• _TASK REQUIREMENTS_: Return all of the data exactly as given.

• _DATA TO USE_:
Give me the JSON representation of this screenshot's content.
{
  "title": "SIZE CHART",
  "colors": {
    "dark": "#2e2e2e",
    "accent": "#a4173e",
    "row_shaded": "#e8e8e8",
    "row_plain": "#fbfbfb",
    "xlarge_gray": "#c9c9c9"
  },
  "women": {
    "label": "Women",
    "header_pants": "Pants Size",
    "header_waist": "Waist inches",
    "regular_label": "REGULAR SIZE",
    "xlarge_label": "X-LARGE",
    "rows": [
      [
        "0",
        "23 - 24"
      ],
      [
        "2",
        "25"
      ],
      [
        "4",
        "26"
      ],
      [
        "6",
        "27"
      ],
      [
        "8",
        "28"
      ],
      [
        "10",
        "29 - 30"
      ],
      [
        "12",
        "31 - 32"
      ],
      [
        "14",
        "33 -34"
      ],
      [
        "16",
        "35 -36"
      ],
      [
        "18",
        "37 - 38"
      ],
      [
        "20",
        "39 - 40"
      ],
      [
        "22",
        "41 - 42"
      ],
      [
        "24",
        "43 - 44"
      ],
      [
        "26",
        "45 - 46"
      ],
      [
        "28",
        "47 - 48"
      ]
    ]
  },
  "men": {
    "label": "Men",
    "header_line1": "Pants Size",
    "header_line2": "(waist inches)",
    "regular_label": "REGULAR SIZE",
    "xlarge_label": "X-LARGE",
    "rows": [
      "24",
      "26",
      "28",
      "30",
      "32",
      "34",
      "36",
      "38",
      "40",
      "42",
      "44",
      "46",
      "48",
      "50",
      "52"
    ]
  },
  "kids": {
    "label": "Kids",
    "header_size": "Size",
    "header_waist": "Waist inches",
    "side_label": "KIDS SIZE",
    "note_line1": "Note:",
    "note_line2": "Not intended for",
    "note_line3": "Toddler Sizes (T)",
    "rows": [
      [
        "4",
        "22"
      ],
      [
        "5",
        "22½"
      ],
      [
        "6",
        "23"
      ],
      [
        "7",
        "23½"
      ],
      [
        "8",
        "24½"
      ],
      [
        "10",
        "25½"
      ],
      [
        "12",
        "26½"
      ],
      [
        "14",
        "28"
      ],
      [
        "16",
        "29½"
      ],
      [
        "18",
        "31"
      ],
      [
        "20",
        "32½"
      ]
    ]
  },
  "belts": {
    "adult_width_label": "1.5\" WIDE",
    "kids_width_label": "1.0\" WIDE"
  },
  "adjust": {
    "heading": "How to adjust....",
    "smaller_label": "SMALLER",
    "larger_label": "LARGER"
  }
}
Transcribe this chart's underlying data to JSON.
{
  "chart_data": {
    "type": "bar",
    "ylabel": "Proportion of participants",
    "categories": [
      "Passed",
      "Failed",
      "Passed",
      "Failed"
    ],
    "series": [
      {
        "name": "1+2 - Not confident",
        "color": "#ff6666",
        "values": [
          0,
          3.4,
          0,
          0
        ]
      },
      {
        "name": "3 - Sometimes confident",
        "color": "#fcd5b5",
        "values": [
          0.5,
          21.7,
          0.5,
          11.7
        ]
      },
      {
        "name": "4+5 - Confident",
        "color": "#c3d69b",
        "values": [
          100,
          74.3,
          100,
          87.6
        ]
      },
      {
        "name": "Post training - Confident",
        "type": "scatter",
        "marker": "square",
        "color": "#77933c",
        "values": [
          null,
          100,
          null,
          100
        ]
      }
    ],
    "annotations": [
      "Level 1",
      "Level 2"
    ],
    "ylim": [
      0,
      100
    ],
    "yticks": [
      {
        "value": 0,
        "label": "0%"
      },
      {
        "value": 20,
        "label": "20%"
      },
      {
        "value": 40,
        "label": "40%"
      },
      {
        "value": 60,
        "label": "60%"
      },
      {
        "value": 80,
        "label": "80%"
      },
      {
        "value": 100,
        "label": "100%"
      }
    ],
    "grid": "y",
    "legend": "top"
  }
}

• _RIGHT ANSWER_:
Give me the JSON representation of this screenshot's content.
{
  "title": "SIZE CHART",
  "colors": {
    "dark": "#2e2e2e",
    "accent": "#a4173e",
    "row_shaded": "#e8e8e8",
    "row_plain": "#fbfbfb",
    "xlarge_gray": "#c9c9c9"
  },
  "women": {
    "label": "Women",
    "header_pants": "Pants Size",
    "header_waist": "Waist inches",
    "regular_label": "REGULAR SIZE",
    "xlarge_label": "X-LARGE",
    "rows": [
      [
        "0",
        "23 - 24"
      ],
      [
        "2",
        "25"
      ],
      [
        "4",
        "26"
      ],
      [
        "6",
        "27"
      ],
      [
        "8",
        "28"
      ],
      [
        "10",
        "29 - 30"
      ],
      [
        "12",
        "31 - 32"
      ],
      [
        "14",
        "33 -34"
      ],
      [
        "16",
        "35 -36"
      ],
      [
        "18",
        "37 - 38"
      ],
      [
        "20",
        "39 - 40"
      ],
      [
        "22",
        "41 - 42"
      ],
      [
        "24",
        "43 - 44"
      ],
      [
        "26",
        "45 - 46"
      ],
      [
        "28",
        "47 - 48"
      ]
    ]
  },
  "men": {
    "label": "Men",
    "header_line1": "Pants Size",
    "header_line2": "(waist inches)",
    "regular_label": "REGULAR SIZE",
    "xlarge_label": "X-LARGE",
    "rows": [
      "24",
      "26",
      "28",
      "30",
      "32",
      "34",
      "36",
      "38",
      "40",
      "42",
      "44",
      "46",
      "48",
      "50",
      "52"
    ]
  },
  "kids": {
    "label": "Kids",
    "header_size": "Size",
    "header_waist": "Waist inches",
    "side_label": "KIDS SIZE",
    "note_line1": "Note:",
    "note_line2": "Not intended for",
    "note_line3": "Toddler Sizes (T)",
    "rows": [
      [
        "4",
        "22"
      ],
      [
        "5",
        "22½"
      ],
      [
        "6",
        "23"
      ],
      [
        "7",
        "23½"
      ],
      [
        "8",
        "24½"
      ],
      [
        "10",
        "25½"
      ],
      [
        "12",
        "26½"
      ],
      [
        "14",
        "28"
      ],
      [
        "16",
        "29½"
      ],
      [
        "18",
        "31"
      ],
      [
        "20",
        "32½"
      ]
    ]
  },
  "belts": {
    "adult_width_label": "1.5\" WIDE",
    "kids_width_label": "1.0\" WIDE"
  },
  "adjust": {
    "heading": "How to adjust....",
    "smaller_label": "SMALLER",
    "larger_label": "LARGER"
  }
}
Transcribe this chart's underlying data to JSON.
{
  "chart_data": {
    "type": "bar",
    "ylabel": "Proportion of participants",
    "categories": [
      "Passed",
      "Failed",
      "Passed",
      "Failed"
    ],
    "series": [
      {
        "name": "1+2 - Not confident",
        "color": "#ff6666",
        "values": [
          0,
          3.4,
          0,
          0
        ]
      },
      {
        "name": "3 - Sometimes confident",
        "color": "#fcd5b5",
        "values": [
          0.5,
          21.7,
          0.5,
          11.7
        ]
      },
      {
        "name": "4+5 - Confident",
        "color": "#c3d69b",
        "values": [
          100,
          74.3,
          100,
          87.6
        ]
      },
      {
        "name": "Post training - Confident",
        "type": "scatter",
        "marker": "square",
        "color": "#77933c",
        "values": [
          null,
          100,
          null,
          100
        ]
      }
    ],
    "annotations": [
      "Level 1",
      "Level 2"
    ],
    "ylim": [
      0,
      100
    ],
    "yticks": [
      {
        "value": 0,
        "label": "0%"
      },
      {
        "value": 20,
        "label": "20%"
      },
      {
        "value": 40,
        "label": "40%"
      },
      {
        "value": 60,
        "label": "60%"
      },
      {
        "value": 80,
        "label": "80%"
      },
      {
        "value": 100,
        "label": "100%"
      }
    ],
    "grid": "y",
    "legend": "top"
  }
}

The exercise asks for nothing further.